- [Requirements]:
Restate the records below word for word.

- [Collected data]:
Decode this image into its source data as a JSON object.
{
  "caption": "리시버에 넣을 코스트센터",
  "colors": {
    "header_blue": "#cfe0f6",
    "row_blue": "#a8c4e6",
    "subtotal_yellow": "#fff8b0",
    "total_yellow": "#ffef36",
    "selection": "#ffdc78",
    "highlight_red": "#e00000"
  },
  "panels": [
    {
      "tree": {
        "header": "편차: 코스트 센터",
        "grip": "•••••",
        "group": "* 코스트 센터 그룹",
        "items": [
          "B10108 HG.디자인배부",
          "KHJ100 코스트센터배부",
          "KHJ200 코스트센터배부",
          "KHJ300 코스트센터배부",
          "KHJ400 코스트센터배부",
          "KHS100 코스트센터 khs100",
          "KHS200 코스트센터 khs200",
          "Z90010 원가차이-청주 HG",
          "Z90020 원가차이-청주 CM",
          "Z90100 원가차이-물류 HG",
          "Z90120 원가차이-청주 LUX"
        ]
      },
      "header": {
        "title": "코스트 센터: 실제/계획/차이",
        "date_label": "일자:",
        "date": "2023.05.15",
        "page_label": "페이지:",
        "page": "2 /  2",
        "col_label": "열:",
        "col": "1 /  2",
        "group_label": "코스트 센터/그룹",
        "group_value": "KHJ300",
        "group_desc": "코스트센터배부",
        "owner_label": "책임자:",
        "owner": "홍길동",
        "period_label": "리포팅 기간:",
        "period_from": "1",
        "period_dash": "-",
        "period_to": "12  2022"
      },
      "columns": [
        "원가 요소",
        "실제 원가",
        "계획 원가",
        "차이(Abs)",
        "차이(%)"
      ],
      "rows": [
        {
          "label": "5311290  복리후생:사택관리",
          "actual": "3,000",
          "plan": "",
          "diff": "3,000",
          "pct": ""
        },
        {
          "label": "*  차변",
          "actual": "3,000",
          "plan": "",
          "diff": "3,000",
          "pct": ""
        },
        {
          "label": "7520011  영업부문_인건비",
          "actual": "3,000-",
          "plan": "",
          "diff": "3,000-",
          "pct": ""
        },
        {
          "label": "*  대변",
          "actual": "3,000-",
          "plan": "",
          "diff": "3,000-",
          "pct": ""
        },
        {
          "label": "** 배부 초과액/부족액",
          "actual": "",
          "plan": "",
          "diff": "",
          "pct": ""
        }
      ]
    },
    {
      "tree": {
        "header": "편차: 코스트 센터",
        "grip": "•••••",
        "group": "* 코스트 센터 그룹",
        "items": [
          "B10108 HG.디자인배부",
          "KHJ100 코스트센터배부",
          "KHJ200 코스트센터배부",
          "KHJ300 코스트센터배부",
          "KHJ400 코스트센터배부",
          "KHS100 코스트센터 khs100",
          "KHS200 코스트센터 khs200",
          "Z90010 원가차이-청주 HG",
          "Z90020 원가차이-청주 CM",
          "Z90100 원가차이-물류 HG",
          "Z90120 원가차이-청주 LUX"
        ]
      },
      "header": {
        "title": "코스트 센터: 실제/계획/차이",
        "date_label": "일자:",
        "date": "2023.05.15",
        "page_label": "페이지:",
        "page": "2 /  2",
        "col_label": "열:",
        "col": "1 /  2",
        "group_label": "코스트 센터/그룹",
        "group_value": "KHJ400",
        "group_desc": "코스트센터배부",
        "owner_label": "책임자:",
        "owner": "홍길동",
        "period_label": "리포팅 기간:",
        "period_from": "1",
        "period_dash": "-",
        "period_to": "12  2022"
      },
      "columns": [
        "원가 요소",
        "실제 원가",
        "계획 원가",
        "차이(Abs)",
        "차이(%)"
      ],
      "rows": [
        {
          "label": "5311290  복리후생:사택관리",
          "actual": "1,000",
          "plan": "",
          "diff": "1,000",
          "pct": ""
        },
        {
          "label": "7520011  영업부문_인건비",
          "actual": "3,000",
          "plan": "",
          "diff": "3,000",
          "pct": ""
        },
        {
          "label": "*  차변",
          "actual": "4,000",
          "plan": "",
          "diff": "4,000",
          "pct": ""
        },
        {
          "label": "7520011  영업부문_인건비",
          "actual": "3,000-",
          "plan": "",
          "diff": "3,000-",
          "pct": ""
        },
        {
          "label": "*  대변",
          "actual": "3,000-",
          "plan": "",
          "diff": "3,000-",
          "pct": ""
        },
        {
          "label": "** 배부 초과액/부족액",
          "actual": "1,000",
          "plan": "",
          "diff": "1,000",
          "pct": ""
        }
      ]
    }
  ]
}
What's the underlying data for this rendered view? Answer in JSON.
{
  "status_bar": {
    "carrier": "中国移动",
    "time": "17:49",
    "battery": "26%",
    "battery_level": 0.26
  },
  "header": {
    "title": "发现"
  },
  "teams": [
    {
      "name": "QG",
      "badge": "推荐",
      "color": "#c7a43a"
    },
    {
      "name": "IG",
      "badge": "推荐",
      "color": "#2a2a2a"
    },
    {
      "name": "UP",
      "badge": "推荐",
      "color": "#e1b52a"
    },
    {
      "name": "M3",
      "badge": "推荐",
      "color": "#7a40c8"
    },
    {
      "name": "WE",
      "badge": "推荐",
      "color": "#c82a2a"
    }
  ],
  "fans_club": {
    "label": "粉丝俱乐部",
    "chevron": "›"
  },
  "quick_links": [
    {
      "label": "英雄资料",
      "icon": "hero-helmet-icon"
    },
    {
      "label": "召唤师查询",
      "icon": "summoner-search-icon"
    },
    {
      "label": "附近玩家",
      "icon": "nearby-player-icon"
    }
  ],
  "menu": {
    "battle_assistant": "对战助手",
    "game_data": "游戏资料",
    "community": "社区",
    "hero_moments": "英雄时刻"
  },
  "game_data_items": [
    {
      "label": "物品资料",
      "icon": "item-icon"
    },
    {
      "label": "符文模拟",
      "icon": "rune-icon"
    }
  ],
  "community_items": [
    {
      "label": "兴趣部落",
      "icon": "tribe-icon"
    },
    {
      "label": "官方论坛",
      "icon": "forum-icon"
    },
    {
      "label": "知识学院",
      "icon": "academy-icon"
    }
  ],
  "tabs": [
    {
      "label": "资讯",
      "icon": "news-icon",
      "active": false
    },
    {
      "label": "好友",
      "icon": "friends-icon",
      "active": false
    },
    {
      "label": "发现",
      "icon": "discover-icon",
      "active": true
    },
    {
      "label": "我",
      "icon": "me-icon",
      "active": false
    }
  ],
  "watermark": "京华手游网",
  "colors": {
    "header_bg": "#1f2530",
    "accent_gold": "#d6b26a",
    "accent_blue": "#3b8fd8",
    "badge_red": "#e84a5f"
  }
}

- [Output for this exercise]:
Decode this image into its source data as a JSON object.
{
  "caption": "리시버에 넣을 코스트센터",
  "colors": {
    "header_blue": "#cfe0f6",
    "row_blue": "#a8c4e6",
    "subtotal_yellow": "#fff8b0",
    "total_yellow": "#ffef36",
    "selection": "#ffdc78",
    "highlight_red": "#e00000"
  },
  "panels": [
    {
      "tree": {
        "header": "편차: 코스트 센터",
        "grip": "•••••",
        "group": "* 코스트 센터 그룹",
        "items": [
          "B10108 HG.디자인배부",
          "KHJ100 코스트센터배부",
          "KHJ200 코스트센터배부",
          "KHJ300 코스트센터배부",
          "KHJ400 코스트센터배부",
          "KHS100 코스트센터 khs100",
          "KHS200 코스트센터 khs200",
          "Z90010 원가차이-청주 HG",
          "Z90020 원가차이-청주 CM",
          "Z90100 원가차이-물류 HG",
          "Z90120 원가차이-청주 LUX"
        ]
      },
      "header": {
        "title": "코스트 센터: 실제/계획/차이",
        "date_label": "일자:",
        "date": "2023.05.15",
        "page_label": "페이지:",
        "page": "2 /  2",
        "col_label": "열:",
        "col": "1 /  2",
        "group_label": "코스트 센터/그룹",
        "group_value": "KHJ300",
        "group_desc": "코스트센터배부",
        "owner_label": "책임자:",
        "owner": "홍길동",
        "period_label": "리포팅 기간:",
        "period_from": "1",
        "period_dash": "-",
        "period_to": "12  2022"
      },
      "columns": [
        "원가 요소",
        "실제 원가",
        "계획 원가",
        "차이(Abs)",
        "차이(%)"
      ],
      "rows": [
        {
          "label": "5311290  복리후생:사택관리",
          "actual": "3,000",
          "plan": "",
          "diff": "3,000",
          "pct": ""
        },
        {
          "label": "*  차변",
          "actual": "3,000",
          "plan": "",
          "diff": "3,000",
          "pct": ""
        },
        {
          "label": "7520011  영업부문_인건비",
          "actual": "3,000-",
          "plan": "",
          "diff": "3,000-",
          "pct": ""
        },
        {
          "label": "*  대변",
          "actual": "3,000-",
          "plan": "",
          "diff": "3,000-",
          "pct": ""
        },
        {
          "label": "** 배부 초과액/부족액",
          "actual": "",
          "plan": "",
          "diff": "",
          "pct": ""
        }
      ]
    },
    {
      "tree": {
        "header": "편차: 코스트 센터",
        "grip": "•••••",
        "group": "* 코스트 센터 그룹",
        "items": [
          "B10108 HG.디자인배부",
          "KHJ100 코스트센터배부",
          "KHJ200 코스트센터배부",
          "KHJ300 코스트센터배부",
          "KHJ400 코스트센터배부",
          "KHS100 코스트센터 khs100",
          "KHS200 코스트센터 khs200",
          "Z90010 원가차이-청주 HG",
          "Z90020 원가차이-청주 CM",
          "Z90100 원가차이-물류 HG",
          "Z90120 원가차이-청주 LUX"
        ]
      },
      "header": {
        "title": "코스트 센터: 실제/계획/차이",
        "date_label": "일자:",
        "date": "2023.05.15",
        "page_label": "페이지:",
        "page": "2 /  2",
        "col_label": "열:",
        "col": "1 /  2",
        "group_label": "코스트 센터/그룹",
        "group_value": "KHJ400",
        "group_desc": "코스트센터배부",
        "owner_label": "책임자:",
        "owner": "홍길동",
        "period_label": "리포팅 기간:",
        "period_from": "1",
        "period_dash": "-",
        "period_to": "12  2022"
      },
      "columns": [
        "원가 요소",
        "실제 원가",
        "계획 원가",
        "차이(Abs)",
        "차이(%)"
      ],
      "rows": [
        {
          "label": "5311290  복리후생:사택관리",
          "actual": "1,000",
          "plan": "",
          "diff": "1,000",
          "pct": ""
        },
        {
          "label": "7520011  영업부문_인건비",
          "actual": "3,000",
          "plan": "",
          "diff": "3,000",
          "pct": ""
        },
        {
          "label": "*  차변",
          "actual": "4,000",
          "plan": "",
          "diff": "4,000",
          "pct": ""
        },
        {
          "label": "7520011  영업부문_인건비",
          "actual": "3,000-",
          "plan": "",
          "diff": "3,000-",
          "pct": ""
        },
        {
          "label": "*  대변",
          "actual": "3,000-",
          "plan": "",
          "diff": "3,000-",
          "pct": ""
        },
        {
          "label": "** 배부 초과액/부족액",
          "actual": "1,000",
          "plan": "",
          "diff": "1,000",
          "pct": ""
        }
      ]
    }
  ]
}
What's the underlying data for this rendered view? Answer in JSON.
{
  "status_bar": {
    "carrier": "中国移动",
    "time": "17:49",
    "battery": "26%",
    "battery_level": 0.26
  },
  "header": {
    "title": "发现"
  },
  "teams": [
    {
      "name": "QG",
      "badge": "推荐",
      "color": "#c7a43a"
    },
    {
      "name": "IG",
      "badge": "推荐",
      "color": "#2a2a2a"
    },
    {
      "name": "UP",
      "badge": "推荐",
      "color": "#e1b52a"
    },
    {
      "name": "M3",
      "badge": "推荐",
      "color": "#7a40c8"
    },
    {
      "name": "WE",
      "badge": "推荐",
      "color": "#c82a2a"
    }
  ],
  "fans_club": {
    "label": "粉丝俱乐部",
    "chevron": "›"
  },
  "quick_links": [
    {
      "label": "英雄资料",
      "icon": "hero-helmet-icon"
    },
    {
      "label": "召唤师查询",
      "icon": "summoner-search-icon"
    },
    {
      "label": "附近玩家",
      "icon": "nearby-player-icon"
    }
  ],
  "menu": {
    "battle_assistant": "对战助手",
    "game_data": "游戏资料",
    "community": "社区",
    "hero_moments": "英雄时刻"
  },
  "game_data_items": [
    {
      "label": "物品资料",
      "icon": "item-icon"
    },
    {
      "label": "符文模拟",
      "icon": "rune-icon"
    }
  ],
  "community_items": [
    {
      "label": "兴趣部落",
      "icon": "tribe-icon"
    },
    {
      "label": "官方论坛",
      "icon": "forum-icon"
    },
    {
      "label": "知识学院",
      "icon": "academy-icon"
    }
  ],
  "tabs": [
    {
      "label": "资讯",
      "icon": "news-icon",
      "active": false
    },
    {
      "label": "好友",
      "icon": "friends-icon",
      "active": false
    },
    {
      "label": "发现",
      "icon": "discover-icon",
      "active": true
    },
    {
      "label": "我",
      "icon": "me-icon",
      "active": false
    }
  ],
  "watermark": "京华手游网",
  "colors": {
    "header_bg": "#1f2530",
    "accent_gold": "#d6b26a",
    "accent_blue": "#3b8fd8",
    "badge_red": "#e84a5f"
  }
}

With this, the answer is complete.